>>

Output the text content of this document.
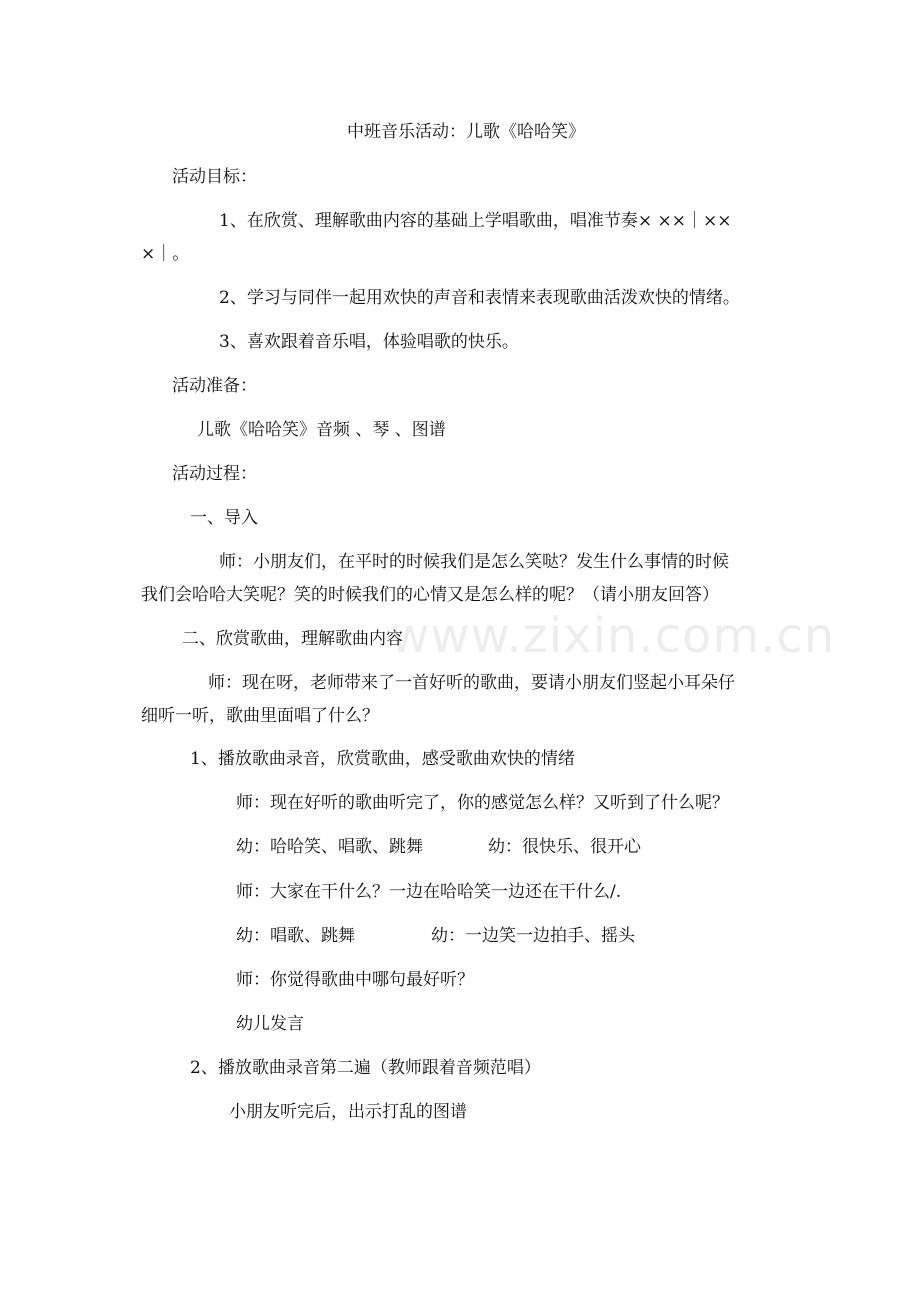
www.zixin.com.cn
中班音乐活动：儿歌《哈哈笑》
活动目标：
1、在欣赏、理解歌曲内容的基础上学唱歌曲，唱准节奏× ××｜××
×｜。
2、学习与同伴一起用欢快的声音和表情来表现歌曲活泼欢快的情绪。
3、喜欢跟着音乐唱，体验唱歌的快乐。
活动准备：
儿歌《哈哈笑》音频 、琴 、图谱
活动过程：
一、导入
师：小朋友们，在平时的时候我们是怎么笑哒？发生什么事情的时候
我们会哈哈大笑呢？笑的时候我们的心情又是怎么样的呢？（请小朋友回答）
二、欣赏歌曲，理解歌曲内容
师：现在呀，老师带来了一首好听的歌曲，要请小朋友们竖起小耳朵仔
细听一听，歌曲里面唱了什么？
1、播放歌曲录音，欣赏歌曲，感受歌曲欢快的情绪
师：现在好听的歌曲听完了，你的感觉怎么样？又听到了什么呢？
幼：哈哈笑、唱歌、跳舞	幼：很快乐、很开心
师：大家在干什么？一边在哈哈笑一边还在干什么/.
幼：唱歌、跳舞	幼：一边笑一边拍手、摇头
师：你觉得歌曲中哪句最好听？
幼儿发言
2、播放歌曲录音第二遍（教师跟着音频范唱）
小朋友听完后，出示打乱的图谱
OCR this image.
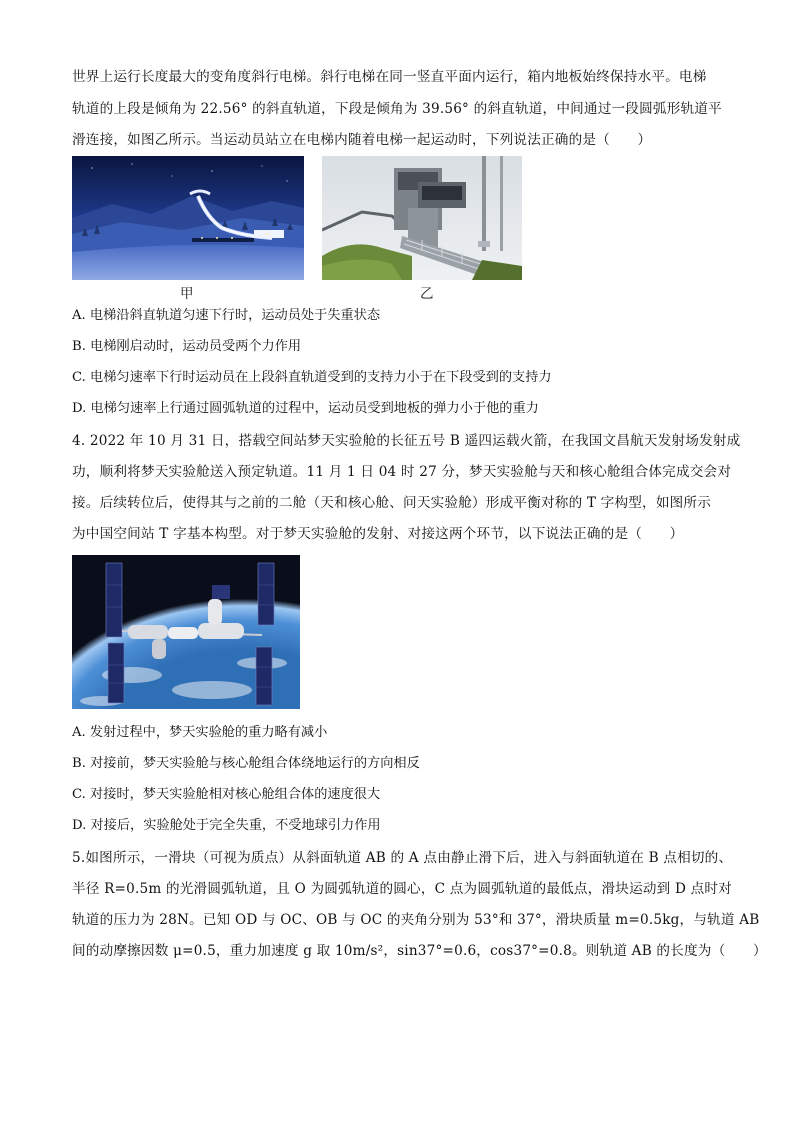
世界上运行长度最大的变角度斜行电梯。斜行电梯在同一竖直平面内运行，箱内地板始终保持水平。电梯
轨道的上段是倾角为 22.56° 的斜直轨道，下段是倾角为 39.56° 的斜直轨道，中间通过一段圆弧形轨道平
滑连接，如图乙所示。当运动员站立在电梯内随着电梯一起运动时，下列说法正确的是（　　）
甲	乙
A. 电梯沿斜直轨道匀速下行时，运动员处于失重状态
B. 电梯刚启动时，运动员受两个力作用
C. 电梯匀速率下行时运动员在上段斜直轨道受到的支持力小于在下段受到的支持力
D. 电梯匀速率上行通过圆弧轨道的过程中，运动员受到地板的弹力小于他的重力
4. 2022 年 10 月 31 日，搭载空间站梦天实验舱的长征五号 B 遥四运载火箭，在我国文昌航天发射场发射成
功，顺利将梦天实验舱送入预定轨道。11 月 1 日 04 时 27 分，梦天实验舱与天和核心舱组合体完成交会对
接。后续转位后，使得其与之前的二舱（天和核心舱、问天实验舱）形成平衡对称的 T 字构型，如图所示
为中国空间站 T 字基本构型。对于梦天实验舱的发射、对接这两个环节，以下说法正确的是（　　）
A. 发射过程中，梦天实验舱的重力略有减小
B. 对接前，梦天实验舱与核心舱组合体绕地运行的方向相反
C. 对接时，梦天实验舱相对核心舱组合体的速度很大
D. 对接后，实验舱处于完全失重，不受地球引力作用
5.如图所示，一滑块（可视为质点）从斜面轨道 AB 的 A 点由静止滑下后，进入与斜面轨道在 B 点相切的、
半径 R=0.5m 的光滑圆弧轨道，且 O 为圆弧轨道的圆心，C 点为圆弧轨道的最低点，滑块运动到 D 点时对
轨道的压力为 28N。已知 OD 与 OC、OB 与 OC 的夹角分别为 53°和 37°，滑块质量 m=0.5kg，与轨道 AB
间的动摩擦因数 μ=0.5，重力加速度 g 取 10m/s²，sin37°=0.6，cos37°=0.8。则轨道 AB 的长度为（　　）
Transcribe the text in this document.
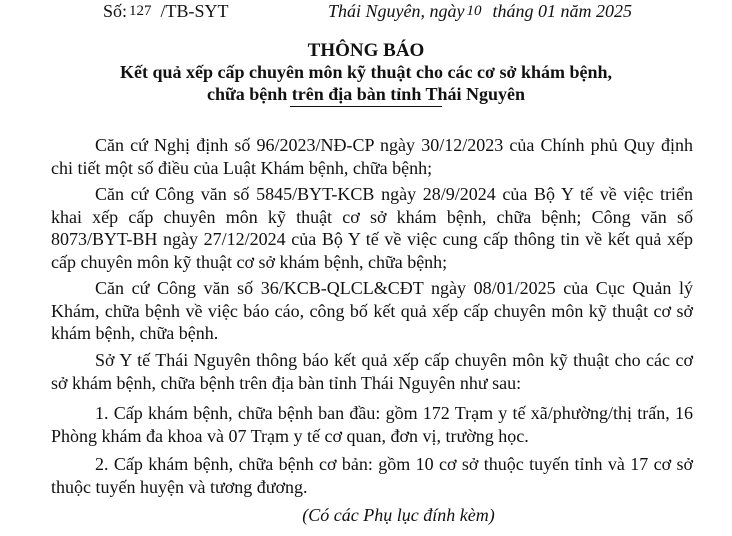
Số: 127 /TB-SYT	Thái Nguyên, ngày 10 tháng 01 năm 2025
THÔNG BÁO
Kết quả xếp cấp chuyên môn kỹ thuật cho các cơ sở khám bệnh,
chữa bệnh trên địa bàn tỉnh Thái Nguyên

Căn cứ Nghị định số 96/2023/NĐ-CP ngày 30/12/2023 của Chính phủ Quy định chi tiết một số điều của Luật Khám bệnh, chữa bệnh;

Căn cứ Công văn số 5845/BYT-KCB ngày 28/9/2024 của Bộ Y tế về việc triển khai xếp cấp chuyên môn kỹ thuật cơ sở khám bệnh, chữa bệnh; Công văn số 8073/BYT-BH ngày 27/12/2024 của Bộ Y tế về việc cung cấp thông tin về kết quả xếp cấp chuyên môn kỹ thuật cơ sở khám bệnh, chữa bệnh;

Căn cứ Công văn số 36/KCB-QLCL&CĐT ngày 08/01/2025 của Cục Quản lý Khám, chữa bệnh về việc báo cáo, công bố kết quả xếp cấp chuyên môn kỹ thuật cơ sở khám bệnh, chữa bệnh.

Sở Y tế Thái Nguyên thông báo kết quả xếp cấp chuyên môn kỹ thuật cho các cơ sở khám bệnh, chữa bệnh trên địa bàn tỉnh Thái Nguyên như sau:

1. Cấp khám bệnh, chữa bệnh ban đầu: gồm 172 Trạm y tế xã/phường/thị trấn, 16 Phòng khám đa khoa và 07 Trạm y tế cơ quan, đơn vị, trường học.

2. Cấp khám bệnh, chữa bệnh cơ bản: gồm 10 cơ sở thuộc tuyến tỉnh và 17 cơ sở thuộc tuyến huyện và tương đương.

(Có các Phụ lục đính kèm)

<<

Set problem:
Which lines hold the string "tỉnh"? List them all.

Answer to this exercise:
chữa bệnh trên địa bàn tỉnh Thái Nguyên
Sở Y tế Thái Nguyên thông báo kết quả xếp cấp chuyên môn kỹ thuật cho các cơ sở khám bệnh, chữa bệnh trên địa bàn tỉnh Thái Nguyên như sau:
2. Cấp khám bệnh, chữa bệnh cơ bản: gồm 10 cơ sở thuộc tuyến tỉnh và 17 cơ sở thuộc tuyến huyện và tương đương.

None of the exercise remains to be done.